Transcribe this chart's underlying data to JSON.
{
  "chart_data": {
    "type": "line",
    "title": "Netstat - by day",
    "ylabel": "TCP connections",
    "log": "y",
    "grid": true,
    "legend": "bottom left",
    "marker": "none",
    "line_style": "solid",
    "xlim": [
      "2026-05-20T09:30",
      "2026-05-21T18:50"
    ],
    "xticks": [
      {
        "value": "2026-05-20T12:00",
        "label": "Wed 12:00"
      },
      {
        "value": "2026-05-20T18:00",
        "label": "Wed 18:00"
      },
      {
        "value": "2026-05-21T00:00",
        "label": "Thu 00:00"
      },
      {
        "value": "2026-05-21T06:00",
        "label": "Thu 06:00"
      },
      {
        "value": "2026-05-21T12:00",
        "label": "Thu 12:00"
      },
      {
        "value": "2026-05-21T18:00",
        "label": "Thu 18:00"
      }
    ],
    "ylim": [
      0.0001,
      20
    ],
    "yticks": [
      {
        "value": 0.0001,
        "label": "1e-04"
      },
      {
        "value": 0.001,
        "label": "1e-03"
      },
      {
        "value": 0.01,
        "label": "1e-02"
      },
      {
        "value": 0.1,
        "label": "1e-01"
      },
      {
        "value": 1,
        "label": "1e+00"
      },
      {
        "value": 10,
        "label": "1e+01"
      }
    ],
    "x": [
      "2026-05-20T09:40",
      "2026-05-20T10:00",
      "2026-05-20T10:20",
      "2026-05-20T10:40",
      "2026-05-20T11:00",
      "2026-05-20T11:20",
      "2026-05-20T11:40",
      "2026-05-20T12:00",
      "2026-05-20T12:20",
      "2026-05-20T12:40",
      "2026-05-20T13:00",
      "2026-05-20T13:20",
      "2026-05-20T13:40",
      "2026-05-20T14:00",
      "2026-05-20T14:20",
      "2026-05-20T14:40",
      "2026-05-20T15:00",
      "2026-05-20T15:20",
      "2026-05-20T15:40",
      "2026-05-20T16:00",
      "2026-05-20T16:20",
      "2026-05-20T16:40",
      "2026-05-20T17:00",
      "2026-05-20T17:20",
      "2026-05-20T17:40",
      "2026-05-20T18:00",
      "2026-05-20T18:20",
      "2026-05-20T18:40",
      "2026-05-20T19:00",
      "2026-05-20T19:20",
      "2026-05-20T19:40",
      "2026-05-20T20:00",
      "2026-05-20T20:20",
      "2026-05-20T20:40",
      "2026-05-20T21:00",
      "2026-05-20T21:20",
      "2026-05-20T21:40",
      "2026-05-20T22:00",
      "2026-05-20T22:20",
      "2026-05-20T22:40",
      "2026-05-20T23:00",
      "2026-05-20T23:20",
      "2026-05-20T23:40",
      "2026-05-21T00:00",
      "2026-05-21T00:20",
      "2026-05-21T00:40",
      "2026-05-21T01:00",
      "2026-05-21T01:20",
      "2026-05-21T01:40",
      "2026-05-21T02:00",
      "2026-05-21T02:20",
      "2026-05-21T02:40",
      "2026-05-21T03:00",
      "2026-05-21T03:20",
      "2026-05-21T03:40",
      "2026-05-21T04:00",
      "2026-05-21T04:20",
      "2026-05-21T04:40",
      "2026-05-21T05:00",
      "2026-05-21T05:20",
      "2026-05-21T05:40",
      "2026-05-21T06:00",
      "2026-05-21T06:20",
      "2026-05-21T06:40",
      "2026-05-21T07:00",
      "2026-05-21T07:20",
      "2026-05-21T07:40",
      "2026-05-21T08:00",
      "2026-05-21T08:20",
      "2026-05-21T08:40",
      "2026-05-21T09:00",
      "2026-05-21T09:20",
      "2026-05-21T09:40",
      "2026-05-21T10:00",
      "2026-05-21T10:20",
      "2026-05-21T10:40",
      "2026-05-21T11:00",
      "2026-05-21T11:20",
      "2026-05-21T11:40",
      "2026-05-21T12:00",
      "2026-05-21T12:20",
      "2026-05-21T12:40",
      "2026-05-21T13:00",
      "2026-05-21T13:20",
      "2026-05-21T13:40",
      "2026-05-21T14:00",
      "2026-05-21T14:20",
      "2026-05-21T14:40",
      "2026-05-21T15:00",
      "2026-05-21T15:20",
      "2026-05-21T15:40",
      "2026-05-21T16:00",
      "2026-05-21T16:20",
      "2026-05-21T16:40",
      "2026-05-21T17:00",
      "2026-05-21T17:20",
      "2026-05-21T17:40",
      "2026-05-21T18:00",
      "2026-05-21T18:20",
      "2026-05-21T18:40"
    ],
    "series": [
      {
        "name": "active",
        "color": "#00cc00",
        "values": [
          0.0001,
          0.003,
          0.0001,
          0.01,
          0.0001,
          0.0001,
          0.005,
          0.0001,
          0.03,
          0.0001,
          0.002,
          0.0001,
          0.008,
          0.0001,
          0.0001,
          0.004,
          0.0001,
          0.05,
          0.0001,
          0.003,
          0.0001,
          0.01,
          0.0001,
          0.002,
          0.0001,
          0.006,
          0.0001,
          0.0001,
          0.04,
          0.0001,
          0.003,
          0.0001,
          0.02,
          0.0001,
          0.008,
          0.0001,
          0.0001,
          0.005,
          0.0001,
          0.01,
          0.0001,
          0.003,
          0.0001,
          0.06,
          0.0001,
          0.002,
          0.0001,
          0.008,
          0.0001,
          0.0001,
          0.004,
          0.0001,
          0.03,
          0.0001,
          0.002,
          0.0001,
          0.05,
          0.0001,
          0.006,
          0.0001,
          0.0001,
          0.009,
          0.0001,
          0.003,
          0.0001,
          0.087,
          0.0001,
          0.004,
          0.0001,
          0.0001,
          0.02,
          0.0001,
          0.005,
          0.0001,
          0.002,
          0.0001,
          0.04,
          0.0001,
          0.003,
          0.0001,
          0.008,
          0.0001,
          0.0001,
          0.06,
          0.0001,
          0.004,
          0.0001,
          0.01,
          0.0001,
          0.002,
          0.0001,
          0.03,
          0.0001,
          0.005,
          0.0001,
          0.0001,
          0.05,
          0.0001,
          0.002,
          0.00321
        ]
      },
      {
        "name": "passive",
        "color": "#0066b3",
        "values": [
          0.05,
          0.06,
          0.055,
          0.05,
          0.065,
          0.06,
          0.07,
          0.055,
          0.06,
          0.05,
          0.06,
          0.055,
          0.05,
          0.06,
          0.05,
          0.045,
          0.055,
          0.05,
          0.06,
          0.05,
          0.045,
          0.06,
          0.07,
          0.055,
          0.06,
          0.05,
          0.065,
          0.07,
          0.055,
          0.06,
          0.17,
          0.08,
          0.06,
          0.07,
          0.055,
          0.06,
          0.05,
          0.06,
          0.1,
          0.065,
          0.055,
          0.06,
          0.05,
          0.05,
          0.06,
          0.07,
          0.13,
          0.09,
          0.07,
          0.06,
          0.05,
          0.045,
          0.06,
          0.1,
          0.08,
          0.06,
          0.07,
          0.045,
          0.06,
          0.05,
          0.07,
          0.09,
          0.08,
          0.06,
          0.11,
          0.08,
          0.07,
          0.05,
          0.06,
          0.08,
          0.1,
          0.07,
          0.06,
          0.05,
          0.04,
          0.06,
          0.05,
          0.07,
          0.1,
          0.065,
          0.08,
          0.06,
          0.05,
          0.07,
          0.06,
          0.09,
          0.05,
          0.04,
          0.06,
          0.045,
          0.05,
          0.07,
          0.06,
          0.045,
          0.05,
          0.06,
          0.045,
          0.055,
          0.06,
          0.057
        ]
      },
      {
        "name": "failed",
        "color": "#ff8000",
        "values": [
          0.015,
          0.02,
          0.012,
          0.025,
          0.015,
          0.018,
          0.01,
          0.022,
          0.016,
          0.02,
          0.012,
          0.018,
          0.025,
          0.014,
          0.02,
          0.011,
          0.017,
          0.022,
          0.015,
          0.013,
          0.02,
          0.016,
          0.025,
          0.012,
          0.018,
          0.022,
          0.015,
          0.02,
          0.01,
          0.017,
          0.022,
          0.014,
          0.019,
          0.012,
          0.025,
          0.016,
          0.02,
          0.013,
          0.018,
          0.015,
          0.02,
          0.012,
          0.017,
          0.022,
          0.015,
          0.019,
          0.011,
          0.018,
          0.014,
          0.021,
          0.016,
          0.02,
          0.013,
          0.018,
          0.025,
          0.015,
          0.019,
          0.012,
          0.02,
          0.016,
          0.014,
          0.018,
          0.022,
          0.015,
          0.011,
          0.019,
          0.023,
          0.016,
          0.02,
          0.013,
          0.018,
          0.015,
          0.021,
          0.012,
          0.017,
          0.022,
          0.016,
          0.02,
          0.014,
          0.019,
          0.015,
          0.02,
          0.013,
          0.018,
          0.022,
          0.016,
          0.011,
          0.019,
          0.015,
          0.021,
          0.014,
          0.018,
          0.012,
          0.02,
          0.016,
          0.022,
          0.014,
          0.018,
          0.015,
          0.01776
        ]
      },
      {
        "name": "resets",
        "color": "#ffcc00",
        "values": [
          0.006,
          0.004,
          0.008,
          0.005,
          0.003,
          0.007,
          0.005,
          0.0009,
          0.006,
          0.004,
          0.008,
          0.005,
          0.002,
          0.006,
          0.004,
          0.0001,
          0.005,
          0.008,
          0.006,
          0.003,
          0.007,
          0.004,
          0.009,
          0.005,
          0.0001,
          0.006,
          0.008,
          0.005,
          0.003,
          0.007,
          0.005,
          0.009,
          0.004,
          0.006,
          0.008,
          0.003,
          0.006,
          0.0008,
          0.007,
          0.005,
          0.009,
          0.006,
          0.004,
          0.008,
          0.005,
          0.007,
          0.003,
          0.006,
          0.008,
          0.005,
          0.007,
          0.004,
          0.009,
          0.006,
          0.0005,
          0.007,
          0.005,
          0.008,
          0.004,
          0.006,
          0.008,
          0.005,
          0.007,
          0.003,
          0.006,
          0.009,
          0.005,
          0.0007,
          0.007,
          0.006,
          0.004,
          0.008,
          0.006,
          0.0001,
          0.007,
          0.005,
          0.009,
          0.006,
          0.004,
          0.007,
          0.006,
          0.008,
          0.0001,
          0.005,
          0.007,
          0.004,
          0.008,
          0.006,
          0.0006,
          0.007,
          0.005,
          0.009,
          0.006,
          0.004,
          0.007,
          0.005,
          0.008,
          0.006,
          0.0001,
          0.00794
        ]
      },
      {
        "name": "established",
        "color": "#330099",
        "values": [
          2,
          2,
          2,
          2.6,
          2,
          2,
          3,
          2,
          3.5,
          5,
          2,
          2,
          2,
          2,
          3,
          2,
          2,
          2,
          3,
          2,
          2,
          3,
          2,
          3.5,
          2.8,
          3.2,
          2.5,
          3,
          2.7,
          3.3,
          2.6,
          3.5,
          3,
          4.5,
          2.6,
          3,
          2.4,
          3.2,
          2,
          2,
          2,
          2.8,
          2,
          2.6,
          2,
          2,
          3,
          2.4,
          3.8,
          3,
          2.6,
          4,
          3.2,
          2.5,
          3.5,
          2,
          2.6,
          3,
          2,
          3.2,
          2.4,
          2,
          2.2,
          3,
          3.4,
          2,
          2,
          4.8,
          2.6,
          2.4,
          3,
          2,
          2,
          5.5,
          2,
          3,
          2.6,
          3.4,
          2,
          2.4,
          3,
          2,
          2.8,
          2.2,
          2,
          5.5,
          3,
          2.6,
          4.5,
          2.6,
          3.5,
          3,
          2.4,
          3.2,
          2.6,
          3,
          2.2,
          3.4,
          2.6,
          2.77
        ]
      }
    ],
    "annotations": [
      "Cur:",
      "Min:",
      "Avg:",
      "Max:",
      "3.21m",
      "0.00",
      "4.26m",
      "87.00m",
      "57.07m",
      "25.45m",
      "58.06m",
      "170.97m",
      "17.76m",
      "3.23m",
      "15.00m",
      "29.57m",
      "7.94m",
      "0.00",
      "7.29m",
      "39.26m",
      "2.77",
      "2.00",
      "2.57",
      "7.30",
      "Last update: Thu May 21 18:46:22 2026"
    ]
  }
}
|---|
▶ [CHALLENGE]: Your task is to gather every line with the word "name" and copy it.

▶ [RESPONSE TO THE TASK]:
        "name": "active",
        "name": "passive",
        "name": "failed",
        "name": "resets",
        "name": "established",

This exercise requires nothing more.